* **Written request**: Transcribe all of the records word for word, but omit the pictures.

* **Part of a data file**:
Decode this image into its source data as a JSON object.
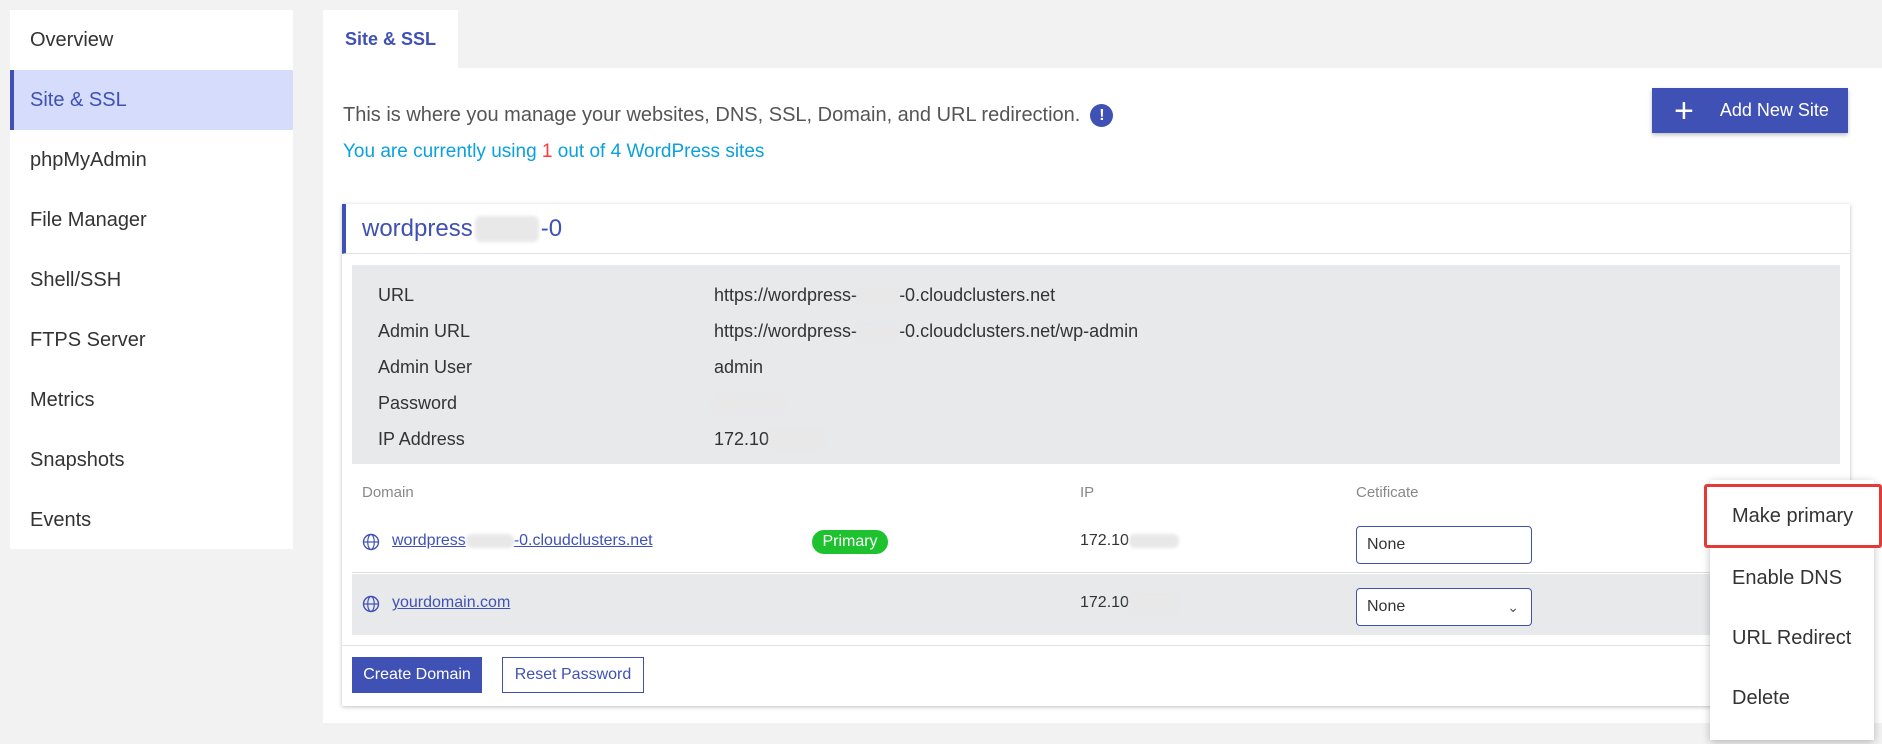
{
  "sidebar": {
    "items": [
      {
        "label": "Overview"
      },
      {
        "label": "Site & SSL"
      },
      {
        "label": "phpMyAdmin"
      },
      {
        "label": "File Manager"
      },
      {
        "label": "Shell/SSH"
      },
      {
        "label": "FTPS Server"
      },
      {
        "label": "Metrics"
      },
      {
        "label": "Snapshots"
      },
      {
        "label": "Events"
      }
    ],
    "active_index": 1
  },
  "tab": {
    "label": "Site & SSL"
  },
  "header": {
    "description": "This is where you manage your websites, DNS, SSL, Domain, and URL redirection.",
    "info_icon": "!",
    "usage_prefix": "You are currently using ",
    "usage_count": "1",
    "usage_suffix": " out of 4 WordPress sites",
    "add_button": "Add New Site",
    "add_button_icon": "+"
  },
  "site": {
    "title_prefix": "wordpress",
    "title_suffix": "-0",
    "details": [
      {
        "label": "URL",
        "value_prefix": "https://wordpress-",
        "value_suffix": "-0.cloudclusters.net"
      },
      {
        "label": "Admin URL",
        "value_prefix": "https://wordpress-",
        "value_suffix": "-0.cloudclusters.net/wp-admin"
      },
      {
        "label": "Admin User",
        "value_prefix": "admin",
        "value_suffix": ""
      },
      {
        "label": "Password",
        "value_prefix": "",
        "value_suffix": ""
      },
      {
        "label": "IP Address",
        "value_prefix": "172.10",
        "value_suffix": ""
      }
    ]
  },
  "domains": {
    "columns": {
      "domain": "Domain",
      "ip": "IP",
      "certificate": "Cetificate"
    },
    "rows": [
      {
        "domain_prefix": "wordpress",
        "domain_suffix": "-0.cloudclusters.net",
        "badge": "Primary",
        "ip": "172.10",
        "certificate": "None"
      },
      {
        "domain_prefix": "yourdomain.com",
        "domain_suffix": "",
        "badge": "",
        "ip": "172.10",
        "certificate": "None"
      }
    ]
  },
  "footer": {
    "create_domain": "Create Domain",
    "reset_password": "Reset Password"
  },
  "context_menu": {
    "items": [
      {
        "label": "Make primary"
      },
      {
        "label": "Enable DNS"
      },
      {
        "label": "URL Redirect"
      },
      {
        "label": "Delete"
      }
    ]
  },
  "colors": {
    "accent": "#3f51b5",
    "active_bg": "#d6dcfb",
    "usage_text": "#0aa1dd",
    "usage_count": "#ff3b3b",
    "primary_badge": "#1ec22e",
    "highlight_border": "#e53935"
  }
}
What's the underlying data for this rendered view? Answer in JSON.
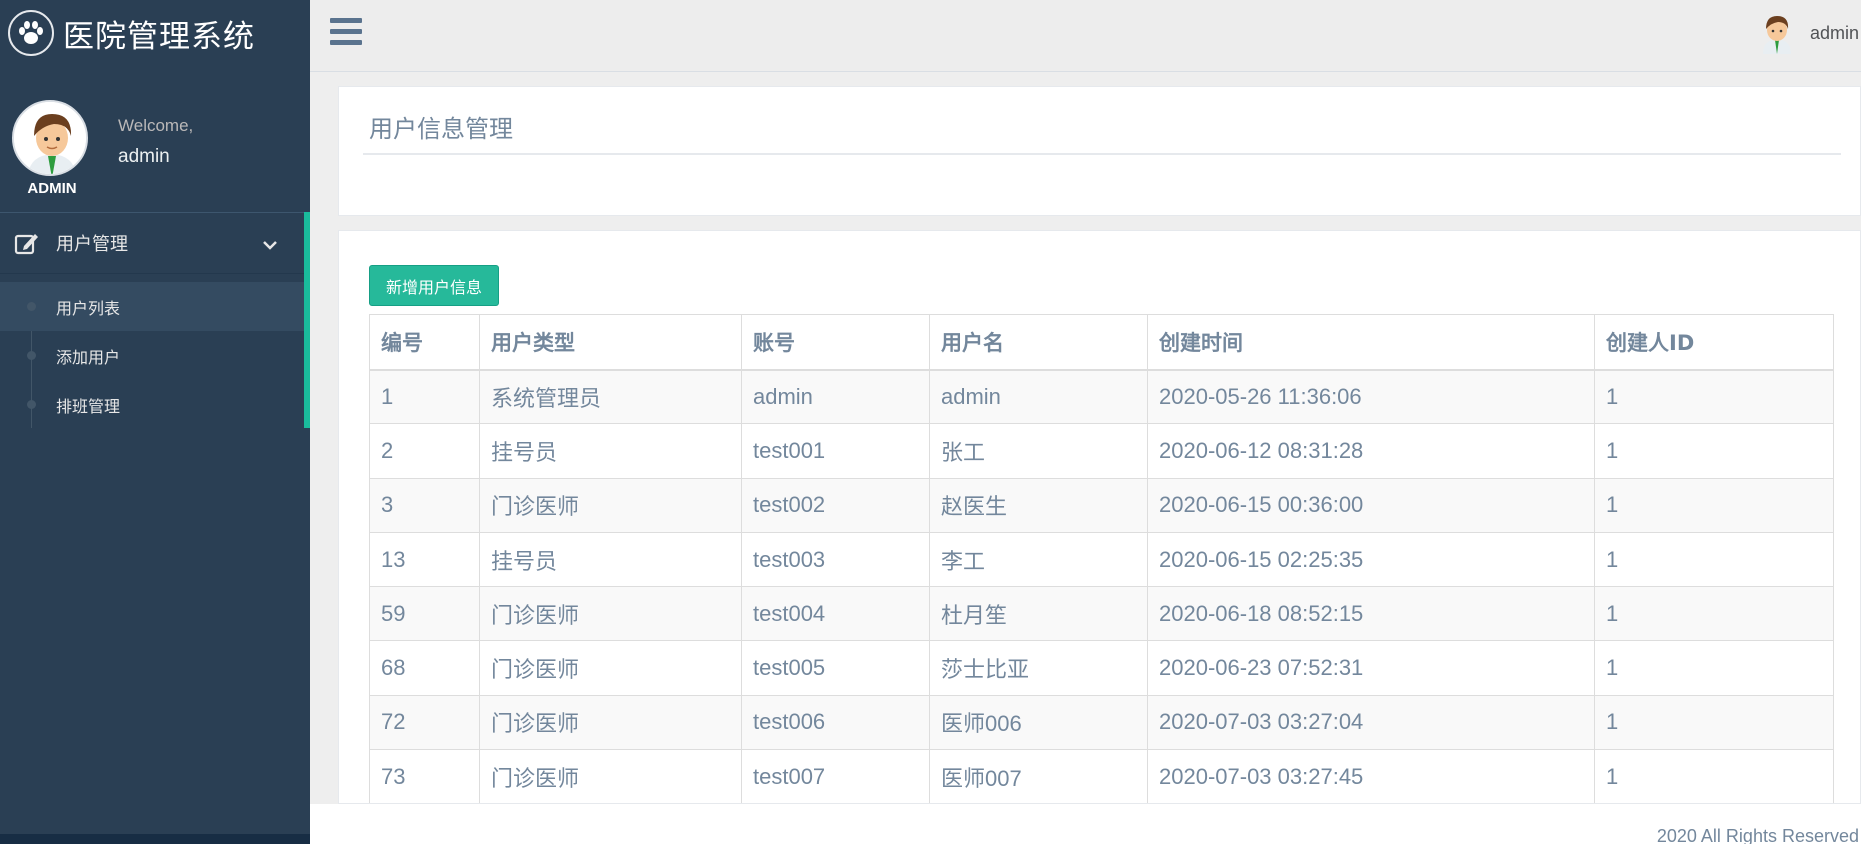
{
  "brand": {
    "title": "医院管理系统",
    "icon": "paw-icon"
  },
  "profile": {
    "welcome": "Welcome,",
    "name": "admin",
    "role_tag": "ADMIN"
  },
  "menu": {
    "section_label": "用户管理",
    "section_icon": "edit-icon",
    "items": [
      {
        "label": "用户列表",
        "active": true
      },
      {
        "label": "添加用户",
        "active": false
      },
      {
        "label": "排班管理",
        "active": false
      }
    ]
  },
  "topbar": {
    "username": "admin"
  },
  "page": {
    "title": "用户信息管理",
    "add_button": "新增用户信息"
  },
  "table": {
    "headers": [
      "编号",
      "用户类型",
      "账号",
      "用户名",
      "创建时间",
      "创建人ID"
    ],
    "rows": [
      [
        "1",
        "系统管理员",
        "admin",
        "admin",
        "2020-05-26 11:36:06",
        "1"
      ],
      [
        "2",
        "挂号员",
        "test001",
        "张工",
        "2020-06-12 08:31:28",
        "1"
      ],
      [
        "3",
        "门诊医师",
        "test002",
        "赵医生",
        "2020-06-15 00:36:00",
        "1"
      ],
      [
        "13",
        "挂号员",
        "test003",
        "李工",
        "2020-06-15 02:25:35",
        "1"
      ],
      [
        "59",
        "门诊医师",
        "test004",
        "杜月笙",
        "2020-06-18 08:52:15",
        "1"
      ],
      [
        "68",
        "门诊医师",
        "test005",
        "莎士比亚",
        "2020-06-23 07:52:31",
        "1"
      ],
      [
        "72",
        "门诊医师",
        "test006",
        "医师006",
        "2020-07-03 03:27:04",
        "1"
      ],
      [
        "73",
        "门诊医师",
        "test007",
        "医师007",
        "2020-07-03 03:27:45",
        "1"
      ]
    ]
  },
  "footer": {
    "text": "2020 All Rights Reserved"
  },
  "colors": {
    "sidebar": "#2a3f54",
    "accent": "#1abb9c",
    "button": "#26b99a"
  }
}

* **Response to this exercise**:
Decode this image into its source data as a JSON object.
{
  "sidebar": {
    "items": [
      {
        "label": "Overview"
      },
      {
        "label": "Site & SSL"
      },
      {
        "label": "phpMyAdmin"
      },
      {
        "label": "File Manager"
      },
      {
        "label": "Shell/SSH"
      },
      {
        "label": "FTPS Server"
      },
      {
        "label": "Metrics"
      },
      {
        "label": "Snapshots"
      },
      {
        "label": "Events"
      }
    ],
    "active_index": 1
  },
  "tab": {
    "label": "Site & SSL"
  },
  "header": {
    "description": "This is where you manage your websites, DNS, SSL, Domain, and URL redirection.",
    "info_icon": "!",
    "usage_prefix": "You are currently using ",
    "usage_count": "1",
    "usage_suffix": " out of 4 WordPress sites",
    "add_button": "Add New Site",
    "add_button_icon": "+"
  },
  "site": {
    "title_prefix": "wordpress",
    "title_suffix": "-0",
    "details": [
      {
        "label": "URL",
        "value_prefix": "https://wordpress-",
        "value_suffix": "-0.cloudclusters.net"
      },
      {
        "label": "Admin URL",
        "value_prefix": "https://wordpress-",
        "value_suffix": "-0.cloudclusters.net/wp-admin"
      },
      {
        "label": "Admin User",
        "value_prefix": "admin",
        "value_suffix": ""
      },
      {
        "label": "Password",
        "value_prefix": "",
        "value_suffix": ""
      },
      {
        "label": "IP Address",
        "value_prefix": "172.10",
        "value_suffix": ""
      }
    ]
  },
  "domains": {
    "columns": {
      "domain": "Domain",
      "ip": "IP",
      "certificate": "Cetificate"
    },
    "rows": [
      {
        "domain_prefix": "wordpress",
        "domain_suffix": "-0.cloudclusters.net",
        "badge": "Primary",
        "ip": "172.10",
        "certificate": "None"
      },
      {
        "domain_prefix": "yourdomain.com",
        "domain_suffix": "",
        "badge": "",
        "ip": "172.10",
        "certificate": "None"
      }
    ]
  },
  "footer": {
    "create_domain": "Create Domain",
    "reset_password": "Reset Password"
  },
  "context_menu": {
    "items": [
      {
        "label": "Make primary"
      },
      {
        "label": "Enable DNS"
      },
      {
        "label": "URL Redirect"
      },
      {
        "label": "Delete"
      }
    ]
  },
  "colors": {
    "accent": "#3f51b5",
    "active_bg": "#d6dcfb",
    "usage_text": "#0aa1dd",
    "usage_count": "#ff3b3b",
    "primary_badge": "#1ec22e",
    "highlight_border": "#e53935"
  }
}
What's the underlying data for this rendered view? Answer in JSON.
{
  "brand": {
    "title": "医院管理系统",
    "icon": "paw-icon"
  },
  "profile": {
    "welcome": "Welcome,",
    "name": "admin",
    "role_tag": "ADMIN"
  },
  "menu": {
    "section_label": "用户管理",
    "section_icon": "edit-icon",
    "items": [
      {
        "label": "用户列表",
        "active": true
      },
      {
        "label": "添加用户",
        "active": false
      },
      {
        "label": "排班管理",
        "active": false
      }
    ]
  },
  "topbar": {
    "username": "admin"
  },
  "page": {
    "title": "用户信息管理",
    "add_button": "新增用户信息"
  },
  "table": {
    "headers": [
      "编号",
      "用户类型",
      "账号",
      "用户名",
      "创建时间",
      "创建人ID"
    ],
    "rows": [
      [
        "1",
        "系统管理员",
        "admin",
        "admin",
        "2020-05-26 11:36:06",
        "1"
      ],
      [
        "2",
        "挂号员",
        "test001",
        "张工",
        "2020-06-12 08:31:28",
        "1"
      ],
      [
        "3",
        "门诊医师",
        "test002",
        "赵医生",
        "2020-06-15 00:36:00",
        "1"
      ],
      [
        "13",
        "挂号员",
        "test003",
        "李工",
        "2020-06-15 02:25:35",
        "1"
      ],
      [
        "59",
        "门诊医师",
        "test004",
        "杜月笙",
        "2020-06-18 08:52:15",
        "1"
      ],
      [
        "68",
        "门诊医师",
        "test005",
        "莎士比亚",
        "2020-06-23 07:52:31",
        "1"
      ],
      [
        "72",
        "门诊医师",
        "test006",
        "医师006",
        "2020-07-03 03:27:04",
        "1"
      ],
      [
        "73",
        "门诊医师",
        "test007",
        "医师007",
        "2020-07-03 03:27:45",
        "1"
      ]
    ]
  },
  "footer": {
    "text": "2020 All Rights Reserved"
  },
  "colors": {
    "sidebar": "#2a3f54",
    "accent": "#1abb9c",
    "button": "#26b99a"
  }
}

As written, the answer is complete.